Exercise aim →
Repeat, without any change, the entries presented below.

[Part of a data file]

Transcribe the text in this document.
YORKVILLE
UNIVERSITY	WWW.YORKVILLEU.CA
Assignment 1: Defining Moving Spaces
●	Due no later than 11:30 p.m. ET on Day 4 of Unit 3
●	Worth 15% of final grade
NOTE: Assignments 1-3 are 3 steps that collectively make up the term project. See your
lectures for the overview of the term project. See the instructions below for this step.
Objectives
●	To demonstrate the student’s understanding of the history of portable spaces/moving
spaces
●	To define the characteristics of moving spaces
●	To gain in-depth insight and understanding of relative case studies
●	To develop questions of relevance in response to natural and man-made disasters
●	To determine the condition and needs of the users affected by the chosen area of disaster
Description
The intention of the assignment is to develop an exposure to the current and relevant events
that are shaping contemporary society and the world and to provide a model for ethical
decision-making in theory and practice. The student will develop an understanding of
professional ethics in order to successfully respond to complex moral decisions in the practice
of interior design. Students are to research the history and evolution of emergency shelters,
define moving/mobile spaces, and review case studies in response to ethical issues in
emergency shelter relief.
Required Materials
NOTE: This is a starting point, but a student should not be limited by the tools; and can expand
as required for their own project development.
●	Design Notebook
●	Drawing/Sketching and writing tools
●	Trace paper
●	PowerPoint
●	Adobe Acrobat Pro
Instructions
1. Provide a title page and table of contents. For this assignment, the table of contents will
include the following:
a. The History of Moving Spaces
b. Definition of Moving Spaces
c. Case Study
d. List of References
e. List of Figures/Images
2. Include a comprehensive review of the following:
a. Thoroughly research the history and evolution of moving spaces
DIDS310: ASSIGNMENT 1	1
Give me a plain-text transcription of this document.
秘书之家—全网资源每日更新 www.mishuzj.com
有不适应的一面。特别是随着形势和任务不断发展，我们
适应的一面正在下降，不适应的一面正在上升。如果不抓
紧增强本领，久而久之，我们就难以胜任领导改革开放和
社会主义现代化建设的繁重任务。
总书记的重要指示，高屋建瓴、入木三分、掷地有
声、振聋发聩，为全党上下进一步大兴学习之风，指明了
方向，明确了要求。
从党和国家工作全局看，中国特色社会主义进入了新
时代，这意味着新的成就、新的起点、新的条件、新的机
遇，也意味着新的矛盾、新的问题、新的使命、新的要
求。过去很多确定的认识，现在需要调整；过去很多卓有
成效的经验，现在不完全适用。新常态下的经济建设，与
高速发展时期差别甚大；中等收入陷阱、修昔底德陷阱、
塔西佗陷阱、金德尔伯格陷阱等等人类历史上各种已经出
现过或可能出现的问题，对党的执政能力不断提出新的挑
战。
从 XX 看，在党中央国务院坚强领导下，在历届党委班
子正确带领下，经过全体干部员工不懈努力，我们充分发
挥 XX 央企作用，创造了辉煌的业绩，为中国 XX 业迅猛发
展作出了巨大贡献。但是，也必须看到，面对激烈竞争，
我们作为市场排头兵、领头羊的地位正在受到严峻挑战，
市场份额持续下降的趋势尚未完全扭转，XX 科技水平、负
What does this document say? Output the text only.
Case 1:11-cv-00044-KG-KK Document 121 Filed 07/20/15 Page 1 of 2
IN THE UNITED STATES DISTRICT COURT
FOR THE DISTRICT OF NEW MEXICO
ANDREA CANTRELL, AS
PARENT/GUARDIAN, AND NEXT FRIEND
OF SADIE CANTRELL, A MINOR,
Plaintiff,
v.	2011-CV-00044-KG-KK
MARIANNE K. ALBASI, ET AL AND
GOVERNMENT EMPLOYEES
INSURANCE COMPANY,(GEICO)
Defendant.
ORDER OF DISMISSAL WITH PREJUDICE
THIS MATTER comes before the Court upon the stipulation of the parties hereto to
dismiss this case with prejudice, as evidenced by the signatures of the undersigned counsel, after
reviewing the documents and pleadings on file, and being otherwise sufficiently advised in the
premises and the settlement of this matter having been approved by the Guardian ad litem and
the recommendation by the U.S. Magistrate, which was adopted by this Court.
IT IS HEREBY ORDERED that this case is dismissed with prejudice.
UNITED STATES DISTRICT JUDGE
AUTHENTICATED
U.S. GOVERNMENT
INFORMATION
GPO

Response →
Transcribe the text in this document.
YORKVILLE
UNIVERSITY	WWW.YORKVILLEU.CA
Assignment 1: Defining Moving Spaces
●	Due no later than 11:30 p.m. ET on Day 4 of Unit 3
●	Worth 15% of final grade
NOTE: Assignments 1-3 are 3 steps that collectively make up the term project. See your
lectures for the overview of the term project. See the instructions below for this step.
Objectives
●	To demonstrate the student’s understanding of the history of portable spaces/moving
spaces
●	To define the characteristics of moving spaces
●	To gain in-depth insight and understanding of relative case studies
●	To develop questions of relevance in response to natural and man-made disasters
●	To determine the condition and needs of the users affected by the chosen area of disaster
Description
The intention of the assignment is to develop an exposure to the current and relevant events
that are shaping contemporary society and the world and to provide a model for ethical
decision-making in theory and practice. The student will develop an understanding of
professional ethics in order to successfully respond to complex moral decisions in the practice
of interior design. Students are to research the history and evolution of emergency shelters,
define moving/mobile spaces, and review case studies in response to ethical issues in
emergency shelter relief.
Required Materials
NOTE: This is a starting point, but a student should not be limited by the tools; and can expand
as required for their own project development.
●	Design Notebook
●	Drawing/Sketching and writing tools
●	Trace paper
●	PowerPoint
●	Adobe Acrobat Pro
Instructions
1. Provide a title page and table of contents. For this assignment, the table of contents will
include the following:
a. The History of Moving Spaces
b. Definition of Moving Spaces
c. Case Study
d. List of References
e. List of Figures/Images
2. Include a comprehensive review of the following:
a. Thoroughly research the history and evolution of moving spaces
DIDS310: ASSIGNMENT 1	1
Give me a plain-text transcription of this document.
秘书之家—全网资源每日更新 www.mishuzj.com
有不适应的一面。特别是随着形势和任务不断发展，我们
适应的一面正在下降，不适应的一面正在上升。如果不抓
紧增强本领，久而久之，我们就难以胜任领导改革开放和
社会主义现代化建设的繁重任务。
总书记的重要指示，高屋建瓴、入木三分、掷地有
声、振聋发聩，为全党上下进一步大兴学习之风，指明了
方向，明确了要求。
从党和国家工作全局看，中国特色社会主义进入了新
时代，这意味着新的成就、新的起点、新的条件、新的机
遇，也意味着新的矛盾、新的问题、新的使命、新的要
求。过去很多确定的认识，现在需要调整；过去很多卓有
成效的经验，现在不完全适用。新常态下的经济建设，与
高速发展时期差别甚大；中等收入陷阱、修昔底德陷阱、
塔西佗陷阱、金德尔伯格陷阱等等人类历史上各种已经出
现过或可能出现的问题，对党的执政能力不断提出新的挑
战。
从 XX 看，在党中央国务院坚强领导下，在历届党委班
子正确带领下，经过全体干部员工不懈努力，我们充分发
挥 XX 央企作用，创造了辉煌的业绩，为中国 XX 业迅猛发
展作出了巨大贡献。但是，也必须看到，面对激烈竞争，
我们作为市场排头兵、领头羊的地位正在受到严峻挑战，
市场份额持续下降的趋势尚未完全扭转，XX 科技水平、负
What does this document say? Output the text only.
Case 1:11-cv-00044-KG-KK Document 121 Filed 07/20/15 Page 1 of 2
IN THE UNITED STATES DISTRICT COURT
FOR THE DISTRICT OF NEW MEXICO
ANDREA CANTRELL, AS
PARENT/GUARDIAN, AND NEXT FRIEND
OF SADIE CANTRELL, A MINOR,
Plaintiff,
v.	2011-CV-00044-KG-KK
MARIANNE K. ALBASI, ET AL AND
GOVERNMENT EMPLOYEES
INSURANCE COMPANY,(GEICO)
Defendant.
ORDER OF DISMISSAL WITH PREJUDICE
THIS MATTER comes before the Court upon the stipulation of the parties hereto to
dismiss this case with prejudice, as evidenced by the signatures of the undersigned counsel, after
reviewing the documents and pleadings on file, and being otherwise sufficiently advised in the
premises and the settlement of this matter having been approved by the Guardian ad litem and
the recommendation by the U.S. Magistrate, which was adopted by this Court.
IT IS HEREBY ORDERED that this case is dismissed with prejudice.
UNITED STATES DISTRICT JUDGE
AUTHENTICATED
U.S. GOVERNMENT
INFORMATION
GPO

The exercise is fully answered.